▶ Extracted material
╭──

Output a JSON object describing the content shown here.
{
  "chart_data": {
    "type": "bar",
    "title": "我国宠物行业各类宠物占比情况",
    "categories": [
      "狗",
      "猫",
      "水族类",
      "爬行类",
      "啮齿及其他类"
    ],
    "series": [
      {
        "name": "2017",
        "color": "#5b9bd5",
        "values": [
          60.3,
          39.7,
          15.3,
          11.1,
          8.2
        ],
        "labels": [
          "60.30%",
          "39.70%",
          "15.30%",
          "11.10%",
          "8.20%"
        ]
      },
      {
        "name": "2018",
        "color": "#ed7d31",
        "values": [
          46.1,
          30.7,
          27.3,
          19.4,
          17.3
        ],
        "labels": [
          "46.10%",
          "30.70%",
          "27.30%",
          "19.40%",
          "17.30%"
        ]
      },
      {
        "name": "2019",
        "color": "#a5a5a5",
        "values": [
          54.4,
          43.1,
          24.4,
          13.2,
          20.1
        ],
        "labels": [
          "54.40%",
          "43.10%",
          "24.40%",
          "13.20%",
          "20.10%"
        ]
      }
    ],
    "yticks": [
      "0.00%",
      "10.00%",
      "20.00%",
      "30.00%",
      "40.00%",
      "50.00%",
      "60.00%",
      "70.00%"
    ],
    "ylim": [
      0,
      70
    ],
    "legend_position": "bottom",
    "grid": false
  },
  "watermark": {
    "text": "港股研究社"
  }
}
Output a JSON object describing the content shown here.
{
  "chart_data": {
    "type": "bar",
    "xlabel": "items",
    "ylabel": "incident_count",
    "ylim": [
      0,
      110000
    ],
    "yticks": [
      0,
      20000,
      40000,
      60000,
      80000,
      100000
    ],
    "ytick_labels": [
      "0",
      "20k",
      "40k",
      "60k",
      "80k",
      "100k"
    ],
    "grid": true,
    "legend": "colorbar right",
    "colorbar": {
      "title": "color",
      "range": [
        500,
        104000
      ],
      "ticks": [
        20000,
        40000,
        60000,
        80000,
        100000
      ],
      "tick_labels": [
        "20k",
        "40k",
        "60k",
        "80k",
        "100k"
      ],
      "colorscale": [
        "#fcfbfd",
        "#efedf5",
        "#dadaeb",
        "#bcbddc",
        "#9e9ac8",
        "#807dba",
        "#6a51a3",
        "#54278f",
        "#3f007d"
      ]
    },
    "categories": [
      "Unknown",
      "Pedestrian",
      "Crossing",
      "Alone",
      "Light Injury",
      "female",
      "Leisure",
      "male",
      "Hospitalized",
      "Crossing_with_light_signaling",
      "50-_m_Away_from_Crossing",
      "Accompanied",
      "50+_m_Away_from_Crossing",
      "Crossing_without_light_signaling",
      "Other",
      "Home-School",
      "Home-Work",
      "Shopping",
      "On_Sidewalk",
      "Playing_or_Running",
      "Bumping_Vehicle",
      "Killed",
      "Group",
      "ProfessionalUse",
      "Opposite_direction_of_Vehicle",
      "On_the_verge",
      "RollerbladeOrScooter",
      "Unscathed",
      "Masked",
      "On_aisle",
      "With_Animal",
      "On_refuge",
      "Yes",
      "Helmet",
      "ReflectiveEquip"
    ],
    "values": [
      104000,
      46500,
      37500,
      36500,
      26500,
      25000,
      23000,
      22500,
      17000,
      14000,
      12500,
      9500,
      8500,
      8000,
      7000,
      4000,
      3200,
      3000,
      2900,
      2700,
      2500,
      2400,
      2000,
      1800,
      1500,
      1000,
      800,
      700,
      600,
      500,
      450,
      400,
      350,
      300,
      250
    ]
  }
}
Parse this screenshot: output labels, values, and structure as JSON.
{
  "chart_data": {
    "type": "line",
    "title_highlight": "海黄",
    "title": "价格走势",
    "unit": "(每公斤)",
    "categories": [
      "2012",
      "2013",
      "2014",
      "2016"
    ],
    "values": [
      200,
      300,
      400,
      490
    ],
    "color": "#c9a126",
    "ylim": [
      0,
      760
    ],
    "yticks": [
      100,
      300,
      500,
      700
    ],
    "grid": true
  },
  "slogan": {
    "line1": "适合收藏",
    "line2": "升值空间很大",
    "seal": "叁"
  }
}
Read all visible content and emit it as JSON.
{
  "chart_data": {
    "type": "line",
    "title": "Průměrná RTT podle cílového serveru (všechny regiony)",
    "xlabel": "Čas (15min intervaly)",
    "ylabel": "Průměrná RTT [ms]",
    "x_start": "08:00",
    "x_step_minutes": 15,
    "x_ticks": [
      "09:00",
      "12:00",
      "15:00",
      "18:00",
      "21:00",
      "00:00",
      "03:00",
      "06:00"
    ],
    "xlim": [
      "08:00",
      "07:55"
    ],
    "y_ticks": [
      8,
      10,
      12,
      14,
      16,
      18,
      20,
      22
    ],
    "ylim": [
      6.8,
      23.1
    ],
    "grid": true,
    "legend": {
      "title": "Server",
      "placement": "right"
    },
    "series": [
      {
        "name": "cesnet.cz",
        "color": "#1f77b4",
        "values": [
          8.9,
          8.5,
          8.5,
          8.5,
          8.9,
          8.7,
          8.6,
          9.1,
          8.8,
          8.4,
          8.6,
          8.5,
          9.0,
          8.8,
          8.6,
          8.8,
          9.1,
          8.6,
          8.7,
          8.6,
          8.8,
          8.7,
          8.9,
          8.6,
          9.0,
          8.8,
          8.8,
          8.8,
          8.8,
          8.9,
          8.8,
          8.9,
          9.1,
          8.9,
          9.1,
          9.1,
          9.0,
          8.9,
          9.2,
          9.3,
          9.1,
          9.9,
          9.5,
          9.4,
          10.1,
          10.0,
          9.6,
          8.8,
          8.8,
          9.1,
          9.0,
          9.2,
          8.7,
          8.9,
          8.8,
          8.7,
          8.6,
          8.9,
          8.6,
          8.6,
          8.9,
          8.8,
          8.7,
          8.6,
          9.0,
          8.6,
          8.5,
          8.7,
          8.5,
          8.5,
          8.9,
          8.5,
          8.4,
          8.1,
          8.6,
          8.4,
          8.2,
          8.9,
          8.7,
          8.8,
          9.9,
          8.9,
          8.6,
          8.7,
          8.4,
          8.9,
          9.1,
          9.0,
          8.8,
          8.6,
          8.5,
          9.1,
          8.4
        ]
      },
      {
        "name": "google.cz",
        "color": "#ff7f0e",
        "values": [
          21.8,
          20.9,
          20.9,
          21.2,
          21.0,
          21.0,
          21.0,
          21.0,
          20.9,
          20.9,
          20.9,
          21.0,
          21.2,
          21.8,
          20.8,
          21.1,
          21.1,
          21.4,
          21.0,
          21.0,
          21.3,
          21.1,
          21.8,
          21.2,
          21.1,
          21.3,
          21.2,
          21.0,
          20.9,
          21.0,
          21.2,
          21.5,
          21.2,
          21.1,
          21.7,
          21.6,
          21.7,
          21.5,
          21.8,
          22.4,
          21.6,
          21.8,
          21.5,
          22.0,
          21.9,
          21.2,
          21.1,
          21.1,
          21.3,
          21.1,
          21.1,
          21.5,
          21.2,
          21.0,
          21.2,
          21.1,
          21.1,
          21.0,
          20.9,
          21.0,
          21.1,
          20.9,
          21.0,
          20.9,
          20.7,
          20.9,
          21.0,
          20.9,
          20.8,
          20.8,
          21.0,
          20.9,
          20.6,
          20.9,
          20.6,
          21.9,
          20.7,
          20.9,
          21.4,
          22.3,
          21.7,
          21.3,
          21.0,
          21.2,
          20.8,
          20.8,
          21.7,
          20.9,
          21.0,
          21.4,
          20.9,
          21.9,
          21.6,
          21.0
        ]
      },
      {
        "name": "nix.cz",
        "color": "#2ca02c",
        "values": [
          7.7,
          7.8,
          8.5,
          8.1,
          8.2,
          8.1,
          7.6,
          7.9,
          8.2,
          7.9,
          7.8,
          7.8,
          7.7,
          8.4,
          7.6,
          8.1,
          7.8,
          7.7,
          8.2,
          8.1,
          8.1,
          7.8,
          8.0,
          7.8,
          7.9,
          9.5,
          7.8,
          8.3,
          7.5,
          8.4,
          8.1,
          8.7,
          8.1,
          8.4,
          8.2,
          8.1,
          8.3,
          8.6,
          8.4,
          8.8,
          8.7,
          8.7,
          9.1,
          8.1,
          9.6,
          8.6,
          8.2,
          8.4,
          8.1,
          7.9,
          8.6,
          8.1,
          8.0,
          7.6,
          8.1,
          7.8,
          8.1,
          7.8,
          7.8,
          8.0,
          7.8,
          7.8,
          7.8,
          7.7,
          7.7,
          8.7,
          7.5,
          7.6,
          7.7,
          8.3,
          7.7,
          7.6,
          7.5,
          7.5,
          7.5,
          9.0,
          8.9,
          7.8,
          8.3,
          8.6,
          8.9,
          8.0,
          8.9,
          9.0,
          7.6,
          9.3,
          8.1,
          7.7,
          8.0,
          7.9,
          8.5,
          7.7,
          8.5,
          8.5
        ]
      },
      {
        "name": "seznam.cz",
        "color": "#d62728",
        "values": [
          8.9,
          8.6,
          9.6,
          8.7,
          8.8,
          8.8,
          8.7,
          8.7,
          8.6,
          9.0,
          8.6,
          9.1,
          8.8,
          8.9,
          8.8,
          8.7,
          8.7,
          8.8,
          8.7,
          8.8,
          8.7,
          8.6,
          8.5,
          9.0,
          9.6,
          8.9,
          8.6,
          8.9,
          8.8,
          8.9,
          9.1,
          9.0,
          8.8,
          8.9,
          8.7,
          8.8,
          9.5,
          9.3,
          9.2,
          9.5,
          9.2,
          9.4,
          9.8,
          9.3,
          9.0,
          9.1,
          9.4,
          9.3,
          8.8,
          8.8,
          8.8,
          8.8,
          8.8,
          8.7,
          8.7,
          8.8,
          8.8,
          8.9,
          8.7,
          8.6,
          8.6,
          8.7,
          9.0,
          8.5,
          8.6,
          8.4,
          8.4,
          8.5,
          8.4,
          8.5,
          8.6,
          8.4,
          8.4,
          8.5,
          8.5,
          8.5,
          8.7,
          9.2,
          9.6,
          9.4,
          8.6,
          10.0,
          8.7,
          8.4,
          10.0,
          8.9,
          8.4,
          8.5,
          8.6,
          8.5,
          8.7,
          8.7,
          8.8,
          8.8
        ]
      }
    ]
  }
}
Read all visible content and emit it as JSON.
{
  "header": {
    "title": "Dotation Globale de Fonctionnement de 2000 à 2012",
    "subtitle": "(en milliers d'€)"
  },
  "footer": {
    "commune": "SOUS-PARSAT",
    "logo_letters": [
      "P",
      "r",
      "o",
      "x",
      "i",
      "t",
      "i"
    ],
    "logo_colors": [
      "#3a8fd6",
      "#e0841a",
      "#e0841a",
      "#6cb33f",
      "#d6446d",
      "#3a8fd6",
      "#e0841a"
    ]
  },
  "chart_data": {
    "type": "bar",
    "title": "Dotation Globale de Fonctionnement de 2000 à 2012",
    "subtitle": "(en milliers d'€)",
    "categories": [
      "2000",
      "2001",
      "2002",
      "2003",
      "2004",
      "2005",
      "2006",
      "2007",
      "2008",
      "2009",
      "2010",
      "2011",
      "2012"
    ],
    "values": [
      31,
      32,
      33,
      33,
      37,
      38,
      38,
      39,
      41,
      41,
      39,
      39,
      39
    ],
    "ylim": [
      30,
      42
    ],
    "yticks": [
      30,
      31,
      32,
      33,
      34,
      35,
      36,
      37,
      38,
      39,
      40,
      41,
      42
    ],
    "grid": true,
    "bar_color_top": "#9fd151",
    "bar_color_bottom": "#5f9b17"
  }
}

╰──

▶ Written problem
Pull out every line in the data above that has the word "xlabel".

▶ Response to this exercise
    "xlabel": "items",
    "xlabel": "Čas (15min intervaly)",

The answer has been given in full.